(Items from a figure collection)
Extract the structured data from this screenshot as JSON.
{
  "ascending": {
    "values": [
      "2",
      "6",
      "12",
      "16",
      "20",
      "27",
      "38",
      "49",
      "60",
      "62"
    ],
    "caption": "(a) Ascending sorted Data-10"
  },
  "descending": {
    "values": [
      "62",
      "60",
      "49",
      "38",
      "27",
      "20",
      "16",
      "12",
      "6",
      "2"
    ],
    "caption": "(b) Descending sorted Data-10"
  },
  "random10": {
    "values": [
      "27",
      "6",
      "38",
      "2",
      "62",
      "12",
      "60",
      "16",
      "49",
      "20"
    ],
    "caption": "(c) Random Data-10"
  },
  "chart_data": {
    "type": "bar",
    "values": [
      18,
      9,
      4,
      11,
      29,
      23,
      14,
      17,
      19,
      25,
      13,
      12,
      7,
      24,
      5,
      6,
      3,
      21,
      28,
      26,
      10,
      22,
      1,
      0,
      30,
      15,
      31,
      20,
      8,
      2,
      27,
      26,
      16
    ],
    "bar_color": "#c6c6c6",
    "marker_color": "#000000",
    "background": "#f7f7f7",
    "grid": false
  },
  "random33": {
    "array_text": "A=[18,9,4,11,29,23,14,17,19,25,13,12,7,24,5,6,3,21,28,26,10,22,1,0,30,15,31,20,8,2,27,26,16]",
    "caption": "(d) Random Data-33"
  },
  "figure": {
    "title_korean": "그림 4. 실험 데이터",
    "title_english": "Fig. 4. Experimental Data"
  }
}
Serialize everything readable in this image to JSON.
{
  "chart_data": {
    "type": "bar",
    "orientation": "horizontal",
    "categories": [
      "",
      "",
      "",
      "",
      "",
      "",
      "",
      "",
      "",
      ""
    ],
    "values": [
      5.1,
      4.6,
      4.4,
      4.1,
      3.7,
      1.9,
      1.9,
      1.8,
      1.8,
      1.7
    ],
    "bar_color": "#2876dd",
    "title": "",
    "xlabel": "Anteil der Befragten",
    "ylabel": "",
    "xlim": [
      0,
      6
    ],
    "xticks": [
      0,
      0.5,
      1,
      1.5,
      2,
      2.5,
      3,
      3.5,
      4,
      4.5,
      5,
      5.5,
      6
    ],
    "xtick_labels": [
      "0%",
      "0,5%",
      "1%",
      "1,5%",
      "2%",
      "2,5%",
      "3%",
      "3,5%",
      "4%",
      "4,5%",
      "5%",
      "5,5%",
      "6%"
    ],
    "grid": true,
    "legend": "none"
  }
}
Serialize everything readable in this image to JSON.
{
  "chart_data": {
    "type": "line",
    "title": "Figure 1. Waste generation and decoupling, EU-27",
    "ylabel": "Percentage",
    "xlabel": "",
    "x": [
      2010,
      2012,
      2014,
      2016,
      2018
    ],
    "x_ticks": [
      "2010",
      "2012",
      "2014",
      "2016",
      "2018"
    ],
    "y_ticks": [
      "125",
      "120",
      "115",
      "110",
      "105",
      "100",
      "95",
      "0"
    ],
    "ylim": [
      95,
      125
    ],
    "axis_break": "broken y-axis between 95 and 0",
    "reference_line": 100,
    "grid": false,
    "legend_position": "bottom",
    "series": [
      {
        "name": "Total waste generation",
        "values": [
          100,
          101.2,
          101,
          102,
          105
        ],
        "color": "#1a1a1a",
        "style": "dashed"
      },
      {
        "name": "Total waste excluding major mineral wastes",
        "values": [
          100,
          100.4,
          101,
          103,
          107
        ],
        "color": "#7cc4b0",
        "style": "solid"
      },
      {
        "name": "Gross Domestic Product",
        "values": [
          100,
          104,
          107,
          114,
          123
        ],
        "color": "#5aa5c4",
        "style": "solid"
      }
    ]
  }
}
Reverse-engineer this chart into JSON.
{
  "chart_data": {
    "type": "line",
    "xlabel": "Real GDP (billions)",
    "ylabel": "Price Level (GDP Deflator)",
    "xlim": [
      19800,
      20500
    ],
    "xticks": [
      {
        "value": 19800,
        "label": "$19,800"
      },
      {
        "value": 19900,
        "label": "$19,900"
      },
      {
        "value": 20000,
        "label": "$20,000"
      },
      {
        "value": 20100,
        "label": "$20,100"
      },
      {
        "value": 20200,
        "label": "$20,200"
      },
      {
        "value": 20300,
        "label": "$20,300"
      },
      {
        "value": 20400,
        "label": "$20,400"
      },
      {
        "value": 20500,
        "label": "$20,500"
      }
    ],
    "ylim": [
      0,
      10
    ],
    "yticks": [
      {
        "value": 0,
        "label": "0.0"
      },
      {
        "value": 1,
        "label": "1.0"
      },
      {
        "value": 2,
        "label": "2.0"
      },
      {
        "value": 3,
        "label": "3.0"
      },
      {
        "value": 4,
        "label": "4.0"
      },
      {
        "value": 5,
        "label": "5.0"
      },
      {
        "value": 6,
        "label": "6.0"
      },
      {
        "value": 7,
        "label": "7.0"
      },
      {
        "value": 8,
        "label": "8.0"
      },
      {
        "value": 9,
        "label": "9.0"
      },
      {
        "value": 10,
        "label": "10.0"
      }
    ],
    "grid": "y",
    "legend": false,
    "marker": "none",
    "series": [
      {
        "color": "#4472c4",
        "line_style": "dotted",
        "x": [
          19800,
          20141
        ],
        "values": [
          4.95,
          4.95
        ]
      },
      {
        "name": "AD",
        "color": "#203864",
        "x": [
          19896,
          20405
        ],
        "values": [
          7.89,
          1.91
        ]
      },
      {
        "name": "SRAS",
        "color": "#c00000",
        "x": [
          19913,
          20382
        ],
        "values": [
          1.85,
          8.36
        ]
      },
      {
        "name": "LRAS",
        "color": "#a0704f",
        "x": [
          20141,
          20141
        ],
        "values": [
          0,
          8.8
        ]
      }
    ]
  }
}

**REQUIREMENTS**
Reproduce the complete data exactly as presented above.

**TASK ANSWER**
Extract the structured data from this screenshot as JSON.
{
  "ascending": {
    "values": [
      "2",
      "6",
      "12",
      "16",
      "20",
      "27",
      "38",
      "49",
      "60",
      "62"
    ],
    "caption": "(a) Ascending sorted Data-10"
  },
  "descending": {
    "values": [
      "62",
      "60",
      "49",
      "38",
      "27",
      "20",
      "16",
      "12",
      "6",
      "2"
    ],
    "caption": "(b) Descending sorted Data-10"
  },
  "random10": {
    "values": [
      "27",
      "6",
      "38",
      "2",
      "62",
      "12",
      "60",
      "16",
      "49",
      "20"
    ],
    "caption": "(c) Random Data-10"
  },
  "chart_data": {
    "type": "bar",
    "values": [
      18,
      9,
      4,
      11,
      29,
      23,
      14,
      17,
      19,
      25,
      13,
      12,
      7,
      24,
      5,
      6,
      3,
      21,
      28,
      26,
      10,
      22,
      1,
      0,
      30,
      15,
      31,
      20,
      8,
      2,
      27,
      26,
      16
    ],
    "bar_color": "#c6c6c6",
    "marker_color": "#000000",
    "background": "#f7f7f7",
    "grid": false
  },
  "random33": {
    "array_text": "A=[18,9,4,11,29,23,14,17,19,25,13,12,7,24,5,6,3,21,28,26,10,22,1,0,30,15,31,20,8,2,27,26,16]",
    "caption": "(d) Random Data-33"
  },
  "figure": {
    "title_korean": "그림 4. 실험 데이터",
    "title_english": "Fig. 4. Experimental Data"
  }
}
Serialize everything readable in this image to JSON.
{
  "chart_data": {
    "type": "bar",
    "orientation": "horizontal",
    "categories": [
      "",
      "",
      "",
      "",
      "",
      "",
      "",
      "",
      "",
      ""
    ],
    "values": [
      5.1,
      4.6,
      4.4,
      4.1,
      3.7,
      1.9,
      1.9,
      1.8,
      1.8,
      1.7
    ],
    "bar_color": "#2876dd",
    "title": "",
    "xlabel": "Anteil der Befragten",
    "ylabel": "",
    "xlim": [
      0,
      6
    ],
    "xticks": [
      0,
      0.5,
      1,
      1.5,
      2,
      2.5,
      3,
      3.5,
      4,
      4.5,
      5,
      5.5,
      6
    ],
    "xtick_labels": [
      "0%",
      "0,5%",
      "1%",
      "1,5%",
      "2%",
      "2,5%",
      "3%",
      "3,5%",
      "4%",
      "4,5%",
      "5%",
      "5,5%",
      "6%"
    ],
    "grid": true,
    "legend": "none"
  }
}
Serialize everything readable in this image to JSON.
{
  "chart_data": {
    "type": "line",
    "title": "Figure 1. Waste generation and decoupling, EU-27",
    "ylabel": "Percentage",
    "xlabel": "",
    "x": [
      2010,
      2012,
      2014,
      2016,
      2018
    ],
    "x_ticks": [
      "2010",
      "2012",
      "2014",
      "2016",
      "2018"
    ],
    "y_ticks": [
      "125",
      "120",
      "115",
      "110",
      "105",
      "100",
      "95",
      "0"
    ],
    "ylim": [
      95,
      125
    ],
    "axis_break": "broken y-axis between 95 and 0",
    "reference_line": 100,
    "grid": false,
    "legend_position": "bottom",
    "series": [
      {
        "name": "Total waste generation",
        "values": [
          100,
          101.2,
          101,
          102,
          105
        ],
        "color": "#1a1a1a",
        "style": "dashed"
      },
      {
        "name": "Total waste excluding major mineral wastes",
        "values": [
          100,
          100.4,
          101,
          103,
          107
        ],
        "color": "#7cc4b0",
        "style": "solid"
      },
      {
        "name": "Gross Domestic Product",
        "values": [
          100,
          104,
          107,
          114,
          123
        ],
        "color": "#5aa5c4",
        "style": "solid"
      }
    ]
  }
}
Reverse-engineer this chart into JSON.
{
  "chart_data": {
    "type": "line",
    "xlabel": "Real GDP (billions)",
    "ylabel": "Price Level (GDP Deflator)",
    "xlim": [
      19800,
      20500
    ],
    "xticks": [
      {
        "value": 19800,
        "label": "$19,800"
      },
      {
        "value": 19900,
        "label": "$19,900"
      },
      {
        "value": 20000,
        "label": "$20,000"
      },
      {
        "value": 20100,
        "label": "$20,100"
      },
      {
        "value": 20200,
        "label": "$20,200"
      },
      {
        "value": 20300,
        "label": "$20,300"
      },
      {
        "value": 20400,
        "label": "$20,400"
      },
      {
        "value": 20500,
        "label": "$20,500"
      }
    ],
    "ylim": [
      0,
      10
    ],
    "yticks": [
      {
        "value": 0,
        "label": "0.0"
      },
      {
        "value": 1,
        "label": "1.0"
      },
      {
        "value": 2,
        "label": "2.0"
      },
      {
        "value": 3,
        "label": "3.0"
      },
      {
        "value": 4,
        "label": "4.0"
      },
      {
        "value": 5,
        "label": "5.0"
      },
      {
        "value": 6,
        "label": "6.0"
      },
      {
        "value": 7,
        "label": "7.0"
      },
      {
        "value": 8,
        "label": "8.0"
      },
      {
        "value": 9,
        "label": "9.0"
      },
      {
        "value": 10,
        "label": "10.0"
      }
    ],
    "grid": "y",
    "legend": false,
    "marker": "none",
    "series": [
      {
        "color": "#4472c4",
        "line_style": "dotted",
        "x": [
          19800,
          20141
        ],
        "values": [
          4.95,
          4.95
        ]
      },
      {
        "name": "AD",
        "color": "#203864",
        "x": [
          19896,
          20405
        ],
        "values": [
          7.89,
          1.91
        ]
      },
      {
        "name": "SRAS",
        "color": "#c00000",
        "x": [
          19913,
          20382
        ],
        "values": [
          1.85,
          8.36
        ]
      },
      {
        "name": "LRAS",
        "color": "#a0704f",
        "x": [
          20141,
          20141
        ],
        "values": [
          0,
          8.8
        ]
      }
    ]
  }
}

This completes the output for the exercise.